▶ **GOAL OF THE EXERCISE**:
Copy every line of the data that includes the string "Parse".

--- BEGIN RECORDS SHOWN ---

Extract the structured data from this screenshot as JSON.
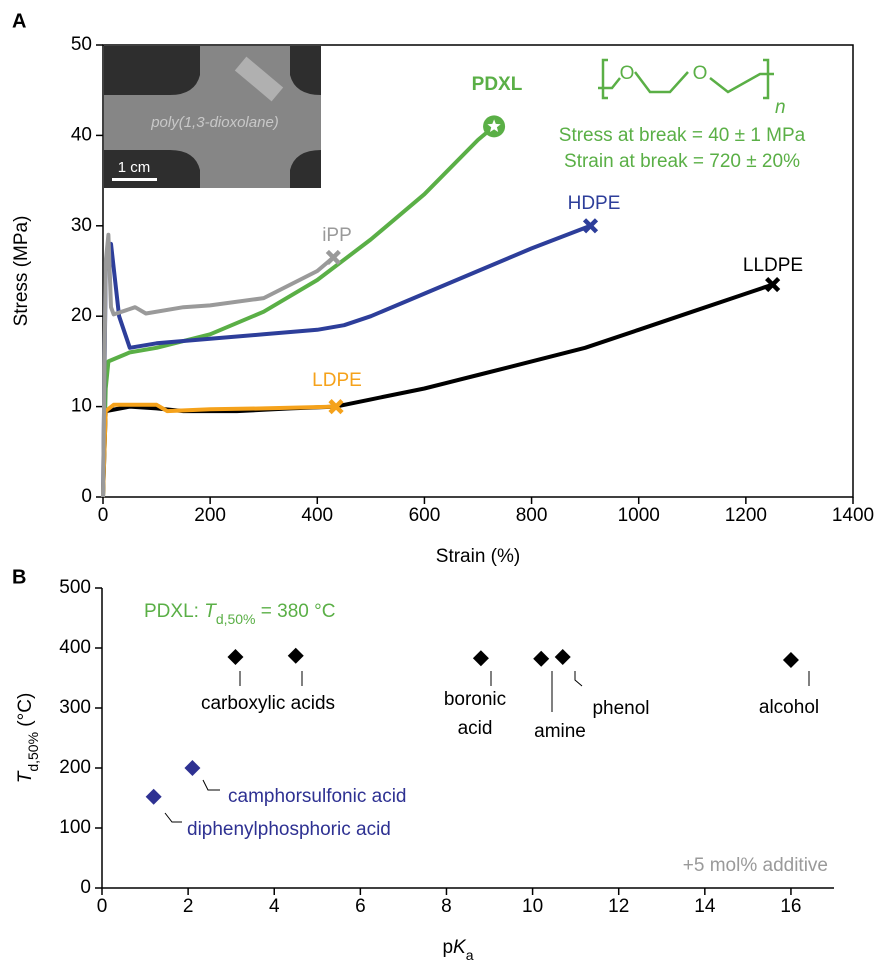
{
  "panel_labels": [
    "A",
    "B"
  ],
  "chart_data": [
    {
      "type": "line",
      "xlabel": "Strain (%)",
      "ylabel": "Stress (MPa)",
      "xlim": [
        0,
        1400
      ],
      "ylim": [
        0,
        50
      ],
      "xticks": [
        0,
        200,
        400,
        600,
        800,
        1000,
        1200,
        1400
      ],
      "yticks": [
        0,
        10,
        20,
        30,
        40,
        50
      ],
      "series": [
        {
          "name": "PDXL",
          "color": "#5aaf46",
          "marker": "star",
          "x": [
            0,
            5,
            10,
            50,
            100,
            200,
            300,
            400,
            500,
            600,
            700,
            730
          ],
          "values": [
            0,
            12,
            15,
            16,
            16.5,
            18,
            20.5,
            24,
            28.5,
            33.5,
            39.5,
            41
          ]
        },
        {
          "name": "HDPE",
          "color": "#2d3e9a",
          "marker": "x",
          "x": [
            0,
            5,
            15,
            30,
            50,
            100,
            200,
            300,
            400,
            450,
            500,
            600,
            700,
            800,
            910
          ],
          "values": [
            0,
            25,
            28,
            20,
            16.5,
            17,
            17.5,
            18,
            18.5,
            19,
            20,
            22.5,
            25,
            27.5,
            30
          ]
        },
        {
          "name": "LLDPE",
          "color": "#000000",
          "marker": "x",
          "x": [
            0,
            5,
            50,
            100,
            150,
            250,
            350,
            435,
            500,
            600,
            700,
            800,
            900,
            1000,
            1100,
            1200,
            1250
          ],
          "values": [
            0,
            9.5,
            10,
            9.8,
            9.5,
            9.5,
            9.8,
            10,
            10.8,
            12,
            13.5,
            15,
            16.5,
            18.5,
            20.5,
            22.5,
            23.5
          ]
        },
        {
          "name": "LDPE",
          "color": "#f5a21b",
          "marker": "x",
          "x": [
            0,
            5,
            20,
            100,
            120,
            200,
            300,
            435
          ],
          "values": [
            0,
            9.5,
            10.2,
            10.2,
            9.5,
            9.7,
            9.8,
            10
          ]
        },
        {
          "name": "iPP",
          "color": "#9a9a9a",
          "marker": "x",
          "x": [
            0,
            5,
            10,
            15,
            20,
            60,
            80,
            150,
            200,
            300,
            400,
            430
          ],
          "values": [
            0,
            26,
            29,
            21,
            20.2,
            21,
            20.3,
            21,
            21.2,
            22,
            25,
            26.5
          ]
        }
      ],
      "annotations": [
        {
          "text": "Stress at break = 40 ± 1 MPa",
          "color": "#5aaf46"
        },
        {
          "text": "Strain at break = 720 ± 20%",
          "color": "#5aaf46"
        }
      ],
      "structure_labels": [
        "O",
        "O",
        "n"
      ],
      "inset_labels": [
        "poly(1,3-dioxolane)",
        "1 cm"
      ]
    },
    {
      "type": "scatter",
      "xlabel": [
        "p",
        "K",
        "a"
      ],
      "ylabel": [
        "T",
        "d,50%",
        " (°C)"
      ],
      "xlim": [
        0,
        17
      ],
      "ylim": [
        0,
        500
      ],
      "xticks": [
        0,
        2,
        4,
        6,
        8,
        10,
        12,
        14,
        16
      ],
      "yticks": [
        0,
        100,
        200,
        300,
        400,
        500
      ],
      "series": [
        {
          "color": "#000000",
          "x": [
            3.1,
            4.5,
            8.8,
            10.2,
            10.7,
            16
          ],
          "values": [
            385,
            387,
            383,
            382,
            385,
            380
          ]
        },
        {
          "color": "#2e3192",
          "x": [
            1.2,
            2.1
          ],
          "values": [
            152,
            200
          ]
        }
      ],
      "annotations": [
        {
          "text": "carboxylic acids",
          "color": "#000000"
        },
        {
          "text": "boronic",
          "color": "#000000"
        },
        {
          "text": "acid",
          "color": "#000000"
        },
        {
          "text": "amine",
          "color": "#000000"
        },
        {
          "text": "phenol",
          "color": "#000000"
        },
        {
          "text": "alcohol",
          "color": "#000000"
        },
        {
          "text": "camphorsulfonic acid",
          "color": "#2e3192"
        },
        {
          "text": "diphenylphosphoric acid",
          "color": "#2e3192"
        },
        {
          "text": "+5 mol% additive",
          "color": "#9a9a9a"
        }
      ],
      "pdxl_note": {
        "parts": [
          "PDXL: ",
          "T",
          "d,50%",
          " = 380 °C"
        ],
        "color": "#5aaf46"
      }
    }
  ]
}
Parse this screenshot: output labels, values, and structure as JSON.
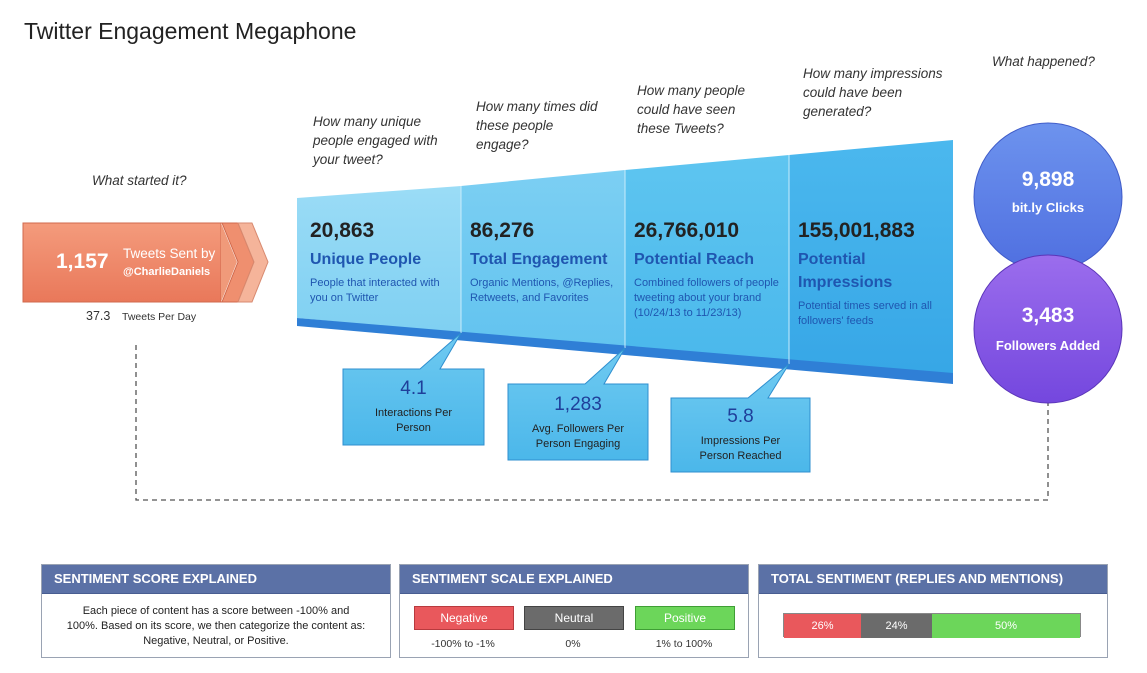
{
  "title": "Twitter Engagement Megaphone",
  "questions": {
    "started": "What started it?",
    "unique": "How many unique people engaged with your tweet?",
    "times": "How many times did these people engage?",
    "seen": "How many people could have seen these Tweets?",
    "impressions": "How many impressions could have been generated?",
    "happened": "What happened?"
  },
  "tweets": {
    "count": "1,157",
    "label1": "Tweets Sent by",
    "label2": "@CharlieDaniels",
    "per_day": "37.3",
    "per_day_label": "Tweets Per Day"
  },
  "funnel": [
    {
      "value": "20,863",
      "label": "Unique People",
      "desc": "People that interacted with you on Twitter"
    },
    {
      "value": "86,276",
      "label": "Total Engagement",
      "desc": "Organic Mentions, @Replies, Retweets, and Favorites"
    },
    {
      "value": "26,766,010",
      "label": "Potential Reach",
      "desc": "Combined followers of people tweeting about your brand (10/24/13 to 11/23/13)"
    },
    {
      "value": "155,001,883",
      "label": "Potential Impressions",
      "desc": "Potential times served in all followers' feeds"
    }
  ],
  "callouts": [
    {
      "value": "4.1",
      "text": "Interactions Per Person"
    },
    {
      "value": "1,283",
      "text": "Avg. Followers Per Person Engaging"
    },
    {
      "value": "5.8",
      "text": "Impressions Per Person Reached"
    }
  ],
  "circles": [
    {
      "value": "9,898",
      "label": "bit.ly Clicks"
    },
    {
      "value": "3,483",
      "label": "Followers Added"
    }
  ],
  "panels": {
    "score": {
      "title": "SENTIMENT SCORE EXPLAINED",
      "text": "Each piece of content has a score between -100% and 100%. Based on its score, we then categorize the content as: Negative, Neutral, or Positive."
    },
    "scale": {
      "title": "SENTIMENT SCALE EXPLAINED",
      "items": [
        {
          "label": "Negative",
          "range": "-100% to -1%",
          "color": "#e9585c"
        },
        {
          "label": "Neutral",
          "range": "0%",
          "color": "#6b6b6b"
        },
        {
          "label": "Positive",
          "range": "1% to 100%",
          "color": "#6cd65a"
        }
      ]
    },
    "total": {
      "title": "TOTAL SENTIMENT (REPLIES AND MENTIONS)",
      "segments": [
        {
          "label": "26%",
          "value": 26,
          "color": "#e9585c"
        },
        {
          "label": "24%",
          "value": 24,
          "color": "#6b6b6b"
        },
        {
          "label": "50%",
          "value": 50,
          "color": "#6cd65a"
        }
      ]
    }
  },
  "colors": {
    "tweet_box": "#ee8a68",
    "funnel_light": "#8fd8f4",
    "funnel_dark": "#45b3ea",
    "circle_top": "#5d80e8",
    "circle_bottom": "#8a5ae6"
  }
}
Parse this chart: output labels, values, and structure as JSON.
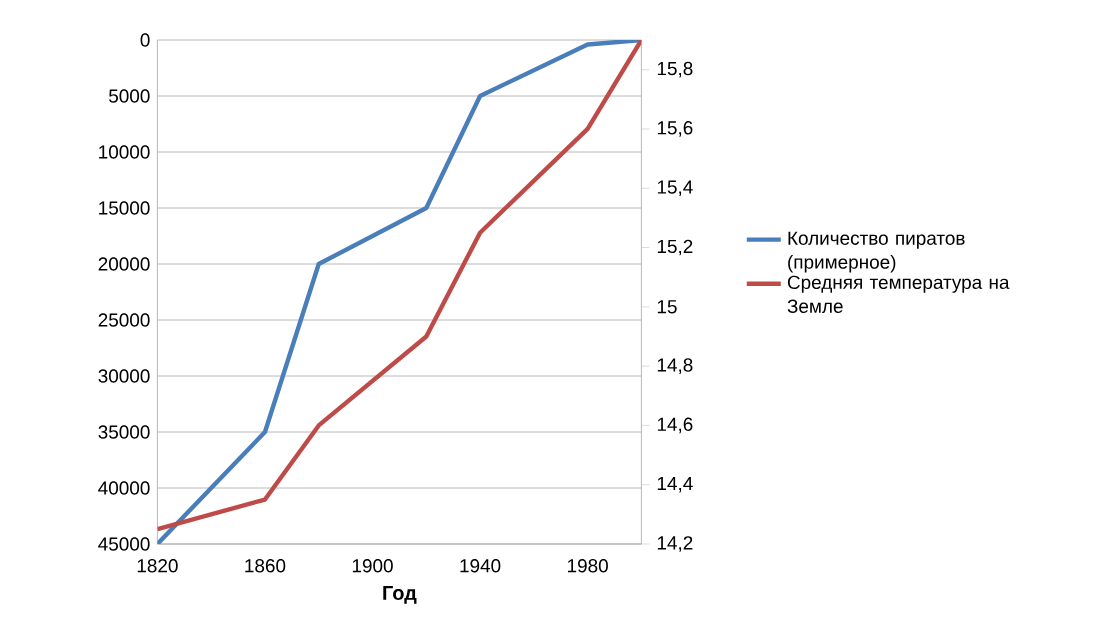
{
  "chart_data": {
    "type": "line",
    "xlabel": "Год",
    "x": [
      1820,
      1860,
      1880,
      1920,
      1940,
      1980,
      2000
    ],
    "xlim": [
      1820,
      2000
    ],
    "xticks": [
      1820,
      1860,
      1900,
      1940,
      1980
    ],
    "ylim": [
      45000,
      0
    ],
    "yticks": [
      0,
      5000,
      10000,
      15000,
      20000,
      25000,
      30000,
      35000,
      40000,
      45000
    ],
    "y2lim": [
      14.2,
      15.9
    ],
    "y2ticks": [
      {
        "value": 14.2,
        "label": "14,2"
      },
      {
        "value": 14.4,
        "label": "14,4"
      },
      {
        "value": 14.6,
        "label": "14,6"
      },
      {
        "value": 14.8,
        "label": "14,8"
      },
      15,
      {
        "value": 15.2,
        "label": "15,2"
      },
      {
        "value": 15.4,
        "label": "15,4"
      },
      {
        "value": 15.6,
        "label": "15,6"
      },
      {
        "value": 15.8,
        "label": "15,8"
      }
    ],
    "grid": "y",
    "legend": "right",
    "marker": "none",
    "line_style": "solid",
    "series": [
      {
        "name": "Количество пиратов (примерное)",
        "color": "#4a7ebb",
        "values": [
          45000,
          35000,
          20000,
          15000,
          5000,
          400,
          0
        ]
      },
      {
        "name": "Средняя температура на Земле",
        "color": "#be4b48",
        "axis": "y2",
        "values": [
          14.25,
          14.35,
          14.6,
          14.9,
          15.25,
          15.6,
          15.9
        ]
      }
    ]
  }
}
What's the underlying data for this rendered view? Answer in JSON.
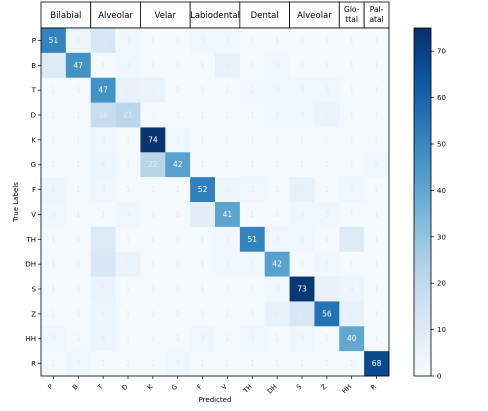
{
  "chart_data": {
    "type": "heatmap",
    "xlabel": "Predicted",
    "ylabel": "True Labels",
    "row_labels": [
      "P",
      "B",
      "T",
      "D",
      "K",
      "G",
      "F",
      "V",
      "TH",
      "DH",
      "S",
      "Z",
      "HH",
      "R"
    ],
    "col_labels": [
      "P",
      "B",
      "T",
      "D",
      "K",
      "G",
      "F",
      "V",
      "TH",
      "DH",
      "S",
      "Z",
      "HH",
      "R"
    ],
    "values": [
      [
        51,
        4,
        12,
        3,
        1,
        1,
        3,
        3,
        1,
        1,
        1,
        1,
        1,
        1
      ],
      [
        10,
        47,
        1,
        3,
        1,
        1,
        1,
        6,
        1,
        3,
        1,
        1,
        1,
        1
      ],
      [
        1,
        1,
        47,
        6,
        5,
        1,
        1,
        1,
        2,
        3,
        3,
        3,
        1,
        1
      ],
      [
        1,
        1,
        18,
        21,
        1,
        1,
        1,
        1,
        1,
        3,
        3,
        5,
        1,
        1
      ],
      [
        1,
        1,
        3,
        1,
        74,
        3,
        1,
        1,
        1,
        1,
        1,
        1,
        1,
        1
      ],
      [
        1,
        1,
        4,
        1,
        22,
        42,
        1,
        1,
        1,
        1,
        1,
        1,
        1,
        3
      ],
      [
        4,
        1,
        3,
        1,
        1,
        1,
        52,
        4,
        3,
        1,
        6,
        1,
        3,
        1
      ],
      [
        3,
        1,
        1,
        3,
        1,
        1,
        8,
        41,
        1,
        1,
        3,
        3,
        1,
        1
      ],
      [
        1,
        1,
        10,
        1,
        1,
        1,
        1,
        3,
        51,
        3,
        3,
        1,
        10,
        1
      ],
      [
        1,
        1,
        12,
        5,
        1,
        1,
        1,
        3,
        3,
        42,
        1,
        3,
        1,
        1
      ],
      [
        1,
        1,
        5,
        1,
        1,
        1,
        1,
        1,
        1,
        3,
        73,
        6,
        4,
        1
      ],
      [
        1,
        1,
        4,
        1,
        1,
        1,
        1,
        1,
        1,
        6,
        12,
        56,
        6,
        1
      ],
      [
        3,
        1,
        4,
        1,
        1,
        1,
        3,
        1,
        3,
        1,
        3,
        1,
        40,
        1
      ],
      [
        1,
        3,
        1,
        1,
        1,
        3,
        1,
        1,
        1,
        1,
        1,
        1,
        1,
        68
      ]
    ],
    "groups": [
      {
        "label": [
          "Bilabial"
        ],
        "span": 2
      },
      {
        "label": [
          "Alveolar"
        ],
        "span": 2
      },
      {
        "label": [
          "Velar"
        ],
        "span": 2
      },
      {
        "label": [
          "Labiodental"
        ],
        "span": 2
      },
      {
        "label": [
          "Dental"
        ],
        "span": 2
      },
      {
        "label": [
          "Alveolar"
        ],
        "span": 2
      },
      {
        "label": [
          "Glo-",
          "ttal"
        ],
        "span": 1
      },
      {
        "label": [
          "Pal-",
          "atal"
        ],
        "span": 1
      }
    ],
    "colorbar": {
      "min": 0,
      "max": 75,
      "ticks": [
        0,
        10,
        20,
        30,
        40,
        50,
        60,
        70
      ]
    },
    "colormap": [
      "#f7fbff",
      "#deebf7",
      "#c6dbef",
      "#9ecae1",
      "#6baed6",
      "#4292c6",
      "#2171b5",
      "#08519c",
      "#08306b"
    ]
  }
}
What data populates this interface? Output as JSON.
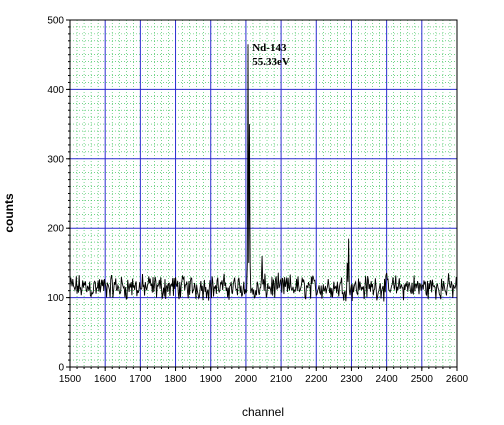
{
  "chart_data": {
    "type": "line",
    "xlabel": "channel",
    "ylabel": "counts",
    "xlim": [
      1500,
      2600
    ],
    "ylim": [
      0,
      500
    ],
    "x_ticks": [
      1500,
      1600,
      1700,
      1800,
      1900,
      2000,
      2100,
      2200,
      2300,
      2400,
      2500,
      2600
    ],
    "y_ticks": [
      0,
      100,
      200,
      300,
      400,
      500
    ],
    "grid": true,
    "line_color": "#000000",
    "major_grid_color": "#2b2bd0",
    "minor_grid_color": "#22bb44",
    "series": [
      {
        "baseline": 115,
        "noise_amplitude": 22,
        "channel_step": 2,
        "peaks": [
          {
            "x": 2006,
            "y": 465
          },
          {
            "x": 2010,
            "y": 350
          },
          {
            "x": 2046,
            "y": 160
          },
          {
            "x": 2292,
            "y": 185
          },
          {
            "x": 2288,
            "y": 150
          },
          {
            "x": 2475,
            "y": 148
          }
        ]
      }
    ],
    "annotations": [
      {
        "lines": [
          "Nd-143",
          "55.33eV"
        ],
        "x": 2018,
        "y": 455
      }
    ]
  }
}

--- END RECORDS SHOWN ---

▶ **THE RESPONSE**:
Parse this screenshot: output labels, values, and structure as JSON.
Parse this chart: output labels, values, and structure as JSON.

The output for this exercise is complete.